* **Stored items**
★ ★ ★

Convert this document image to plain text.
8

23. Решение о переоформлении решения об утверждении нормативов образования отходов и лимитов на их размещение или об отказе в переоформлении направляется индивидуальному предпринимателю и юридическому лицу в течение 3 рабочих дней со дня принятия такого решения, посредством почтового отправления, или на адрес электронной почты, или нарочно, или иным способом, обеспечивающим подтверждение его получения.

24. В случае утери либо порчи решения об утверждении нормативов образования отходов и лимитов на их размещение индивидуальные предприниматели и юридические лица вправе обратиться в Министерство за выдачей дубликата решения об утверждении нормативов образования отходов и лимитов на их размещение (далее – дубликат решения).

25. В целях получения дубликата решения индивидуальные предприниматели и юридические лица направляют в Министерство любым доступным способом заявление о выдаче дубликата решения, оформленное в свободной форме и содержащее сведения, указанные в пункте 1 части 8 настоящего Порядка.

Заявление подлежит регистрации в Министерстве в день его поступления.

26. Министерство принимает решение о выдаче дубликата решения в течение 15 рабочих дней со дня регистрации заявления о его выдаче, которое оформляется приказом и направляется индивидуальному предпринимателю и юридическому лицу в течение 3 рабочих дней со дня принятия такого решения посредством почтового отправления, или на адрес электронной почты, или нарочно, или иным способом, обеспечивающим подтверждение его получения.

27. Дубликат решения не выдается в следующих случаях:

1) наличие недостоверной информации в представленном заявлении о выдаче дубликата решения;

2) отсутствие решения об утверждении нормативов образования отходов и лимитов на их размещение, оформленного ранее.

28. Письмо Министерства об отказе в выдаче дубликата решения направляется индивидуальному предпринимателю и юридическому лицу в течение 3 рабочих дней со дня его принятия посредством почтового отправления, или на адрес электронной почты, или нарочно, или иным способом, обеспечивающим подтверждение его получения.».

★ ★ ★

Copy out the whole listing exactly; please set it all down.

* **Response for this exercise**
Convert this document image to plain text.
8

23. Решение о переоформлении решения об утверждении нормативов образования отходов и лимитов на их размещение или об отказе в переоформлении направляется индивидуальному предпринимателю и юридическому лицу в течение 3 рабочих дней со дня принятия такого решения, посредством почтового отправления, или на адрес электронной почты, или нарочно, или иным способом, обеспечивающим подтверждение его получения.

24. В случае утери либо порчи решения об утверждении нормативов образования отходов и лимитов на их размещение индивидуальные предприниматели и юридические лица вправе обратиться в Министерство за выдачей дубликата решения об утверждении нормативов образования отходов и лимитов на их размещение (далее – дубликат решения).

25. В целях получения дубликата решения индивидуальные предприниматели и юридические лица направляют в Министерство любым доступным способом заявление о выдаче дубликата решения, оформленное в свободной форме и содержащее сведения, указанные в пункте 1 части 8 настоящего Порядка.

Заявление подлежит регистрации в Министерстве в день его поступления.

26. Министерство принимает решение о выдаче дубликата решения в течение 15 рабочих дней со дня регистрации заявления о его выдаче, которое оформляется приказом и направляется индивидуальному предпринимателю и юридическому лицу в течение 3 рабочих дней со дня принятия такого решения посредством почтового отправления, или на адрес электронной почты, или нарочно, или иным способом, обеспечивающим подтверждение его получения.

27. Дубликат решения не выдается в следующих случаях:

1) наличие недостоверной информации в представленном заявлении о выдаче дубликата решения;

2) отсутствие решения об утверждении нормативов образования отходов и лимитов на их размещение, оформленного ранее.

28. Письмо Министерства об отказе в выдаче дубликата решения направляется индивидуальному предпринимателю и юридическому лицу в течение 3 рабочих дней со дня его принятия посредством почтового отправления, или на адрес электронной почты, или нарочно, или иным способом, обеспечивающим подтверждение его получения.».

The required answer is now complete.